Written instruction — Exclude any images and output the remaining records exactly.
# start of Source records
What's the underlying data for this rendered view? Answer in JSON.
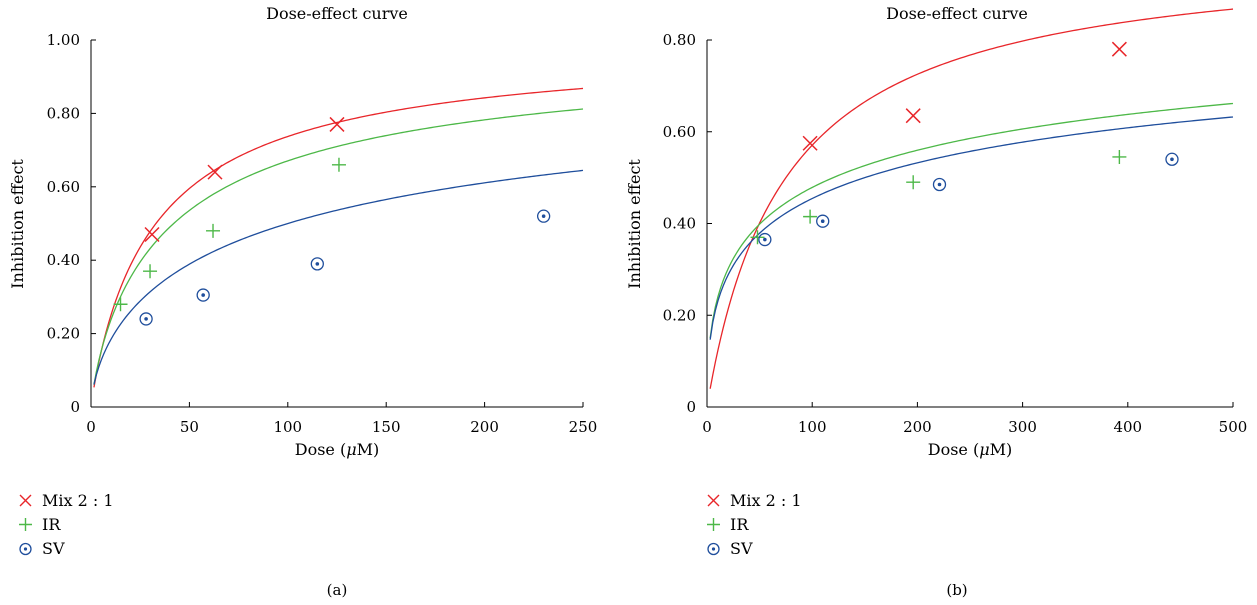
{
  "chart_data": [
    {
      "type": "scatter",
      "title": "Dose-effect curve",
      "xlabel": "Dose (μM)",
      "ylabel": "Inhibition effect",
      "panel_label": "(a)",
      "xlim": [
        0,
        250
      ],
      "ylim": [
        0,
        1.0
      ],
      "xticks": [
        0,
        50,
        100,
        150,
        200,
        250
      ],
      "yticks": [
        0,
        0.2,
        0.4,
        0.6,
        0.8,
        1.0
      ],
      "xtick_labels": [
        "0",
        "50",
        "100",
        "150",
        "200",
        "250"
      ],
      "ytick_labels": [
        "0",
        "0.20",
        "0.40",
        "0.60",
        "0.80",
        "1.00"
      ],
      "grid": false,
      "legend_placement": "bottom-left, below plot",
      "series": [
        {
          "name": "Mix 2 : 1",
          "color": "#e8262a",
          "marker": "x",
          "points": [
            [
              31,
              0.47
            ],
            [
              63,
              0.64
            ],
            [
              125,
              0.77
            ]
          ],
          "fit": {
            "m": 0.93,
            "dm": 33
          }
        },
        {
          "name": "IR",
          "color": "#4db848",
          "marker": "plus",
          "points": [
            [
              15,
              0.28
            ],
            [
              30,
              0.37
            ],
            [
              62,
              0.48
            ],
            [
              126,
              0.66
            ]
          ],
          "fit": {
            "m": 0.82,
            "dm": 42
          }
        },
        {
          "name": "SV",
          "color": "#1f4e9c",
          "marker": "circle-dot",
          "points": [
            [
              28,
              0.24
            ],
            [
              57,
              0.305
            ],
            [
              115,
              0.39
            ],
            [
              230,
              0.52
            ]
          ],
          "fit": {
            "m": 0.65,
            "dm": 100
          }
        }
      ]
    },
    {
      "type": "scatter",
      "title": "Dose-effect curve",
      "xlabel": "Dose (μM)",
      "ylabel": "Inhibition effect",
      "panel_label": "(b)",
      "xlim": [
        0,
        500
      ],
      "ylim": [
        0,
        0.8
      ],
      "xticks": [
        0,
        100,
        200,
        300,
        400,
        500
      ],
      "yticks": [
        0,
        0.2,
        0.4,
        0.6,
        0.8
      ],
      "xtick_labels": [
        "0",
        "100",
        "200",
        "300",
        "400",
        "500"
      ],
      "ytick_labels": [
        "0",
        "0.20",
        "0.40",
        "0.60",
        "0.80"
      ],
      "grid": false,
      "legend_placement": "bottom-left, below plot",
      "series": [
        {
          "name": "Mix 2 : 1",
          "color": "#e8262a",
          "marker": "x",
          "points": [
            [
              98,
              0.575
            ],
            [
              196,
              0.635
            ],
            [
              392,
              0.78
            ]
          ],
          "fit": {
            "m": 0.99,
            "dm": 75
          }
        },
        {
          "name": "IR",
          "color": "#4db848",
          "marker": "plus",
          "points": [
            [
              48,
              0.37
            ],
            [
              98,
              0.415
            ],
            [
              196,
              0.49
            ],
            [
              392,
              0.545
            ]
          ],
          "fit": {
            "m": 0.47,
            "dm": 120
          }
        },
        {
          "name": "SV",
          "color": "#1f4e9c",
          "marker": "circle-dot",
          "points": [
            [
              55,
              0.365
            ],
            [
              110,
              0.405
            ],
            [
              221,
              0.485
            ],
            [
              442,
              0.54
            ]
          ],
          "fit": {
            "m": 0.45,
            "dm": 150
          }
        }
      ]
    }
  ]
}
# end of Source records
Answer below —
What's the underlying data for this rendered view? Answer in JSON.
{
  "chart_data": [
    {
      "type": "scatter",
      "title": "Dose-effect curve",
      "xlabel": "Dose (μM)",
      "ylabel": "Inhibition effect",
      "panel_label": "(a)",
      "xlim": [
        0,
        250
      ],
      "ylim": [
        0,
        1.0
      ],
      "xticks": [
        0,
        50,
        100,
        150,
        200,
        250
      ],
      "yticks": [
        0,
        0.2,
        0.4,
        0.6,
        0.8,
        1.0
      ],
      "xtick_labels": [
        "0",
        "50",
        "100",
        "150",
        "200",
        "250"
      ],
      "ytick_labels": [
        "0",
        "0.20",
        "0.40",
        "0.60",
        "0.80",
        "1.00"
      ],
      "grid": false,
      "legend_placement": "bottom-left, below plot",
      "series": [
        {
          "name": "Mix 2 : 1",
          "color": "#e8262a",
          "marker": "x",
          "points": [
            [
              31,
              0.47
            ],
            [
              63,
              0.64
            ],
            [
              125,
              0.77
            ]
          ],
          "fit": {
            "m": 0.93,
            "dm": 33
          }
        },
        {
          "name": "IR",
          "color": "#4db848",
          "marker": "plus",
          "points": [
            [
              15,
              0.28
            ],
            [
              30,
              0.37
            ],
            [
              62,
              0.48
            ],
            [
              126,
              0.66
            ]
          ],
          "fit": {
            "m": 0.82,
            "dm": 42
          }
        },
        {
          "name": "SV",
          "color": "#1f4e9c",
          "marker": "circle-dot",
          "points": [
            [
              28,
              0.24
            ],
            [
              57,
              0.305
            ],
            [
              115,
              0.39
            ],
            [
              230,
              0.52
            ]
          ],
          "fit": {
            "m": 0.65,
            "dm": 100
          }
        }
      ]
    },
    {
      "type": "scatter",
      "title": "Dose-effect curve",
      "xlabel": "Dose (μM)",
      "ylabel": "Inhibition effect",
      "panel_label": "(b)",
      "xlim": [
        0,
        500
      ],
      "ylim": [
        0,
        0.8
      ],
      "xticks": [
        0,
        100,
        200,
        300,
        400,
        500
      ],
      "yticks": [
        0,
        0.2,
        0.4,
        0.6,
        0.8
      ],
      "xtick_labels": [
        "0",
        "100",
        "200",
        "300",
        "400",
        "500"
      ],
      "ytick_labels": [
        "0",
        "0.20",
        "0.40",
        "0.60",
        "0.80"
      ],
      "grid": false,
      "legend_placement": "bottom-left, below plot",
      "series": [
        {
          "name": "Mix 2 : 1",
          "color": "#e8262a",
          "marker": "x",
          "points": [
            [
              98,
              0.575
            ],
            [
              196,
              0.635
            ],
            [
              392,
              0.78
            ]
          ],
          "fit": {
            "m": 0.99,
            "dm": 75
          }
        },
        {
          "name": "IR",
          "color": "#4db848",
          "marker": "plus",
          "points": [
            [
              48,
              0.37
            ],
            [
              98,
              0.415
            ],
            [
              196,
              0.49
            ],
            [
              392,
              0.545
            ]
          ],
          "fit": {
            "m": 0.47,
            "dm": 120
          }
        },
        {
          "name": "SV",
          "color": "#1f4e9c",
          "marker": "circle-dot",
          "points": [
            [
              55,
              0.365
            ],
            [
              110,
              0.405
            ],
            [
              221,
              0.485
            ],
            [
              442,
              0.54
            ]
          ],
          "fit": {
            "m": 0.45,
            "dm": 150
          }
        }
      ]
    }
  ]
}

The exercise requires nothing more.